* Extracted text *

-- start --

GCC means that not only will most summers get progressively warmer, drier, and intense; it also means that winters may be more violent, wet, and colder. GCC is changing ancient and established weather patterns we've all taken for granted, and no one is exactly sure what will be the result, or even if "result" is the right word to use. we may tip the balance of the earth's climate and cause some extreme change everywhere. we may see a progressive warming/cooling trend that just gets more extreme every year. parts of the sea are dying and huge amounts of methane have been released into the biosphere. this is going to cause even more extreme climate shifts.

yes, it is happening everywhere. anecdotes from north america won't change that fact. in every civilized nation on the planet people accept this and are doing something about it. only in the US and other backward countries do people still "debate" what is happening to our environment. and yes, it is the fault of humans that this is happening, and our unwillingness to adopt sensible standards in energy and resource consumption.

Barbara Katz

Here in the MidAtlantic, my personal opinion is that the blanket of snow, over such a long period of time, actually insulated many plants and shrubs from the cold, and then provided slow, steady moisture as it melted. Seems all perennials and shrubs benefitted from this. My prediction is that next spring will be competely different - that's based on keeping weather records here, for the last 25 years. I just can't attribute it to a steady warming trend.

-- end --

* Task instructions *
• 1. In the climate discussion, how many years of weather records does the MidAtlantic writer base a prediction on?
• 2. Pick up the climate change discussion after its final sentence and carry it on.
The lines that come next are drawn from a separate source.

* Information supplied *

-- start --

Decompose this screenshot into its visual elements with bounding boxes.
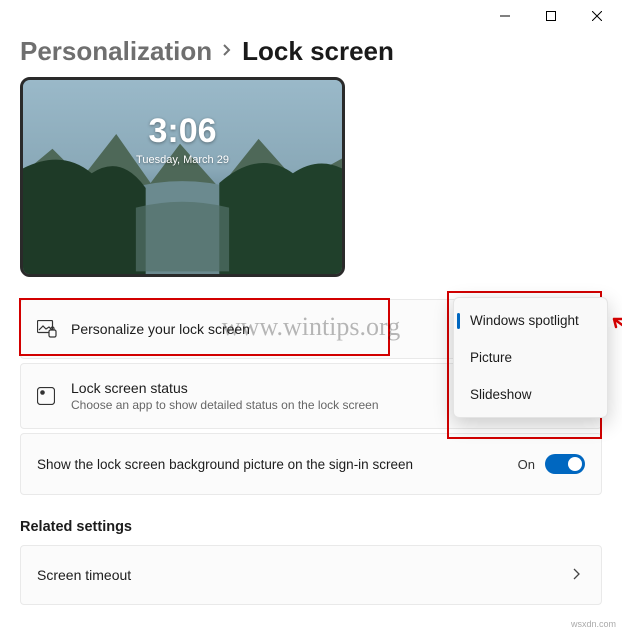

-- end --

* Answers provided *
• 1. The last 25 years.

• 2.
Craig @ Ellis Hollow

Most of the Northeast is about two weeks ahead of average in Growing Degree Day accumulation:

Berry picking season is about two weeks ahead of schedule, too.


From the shadows of the Wasatch Mountains in Utah:

We had a snow storm on May 24th with 4-5 inches of snow and freezing temps. We are at least three weeks behind in our Spring. Blooms are slow and it is unseasonably cold. No global warming here! You may enjoy my Spring Snow post:

Lydia Plunk

From Sunny Southern California.

My bloomtimes appear to be more related to horticultural practices- when prunning and fertilizing takes place- with introduction of sun or shade to the area- than the weather.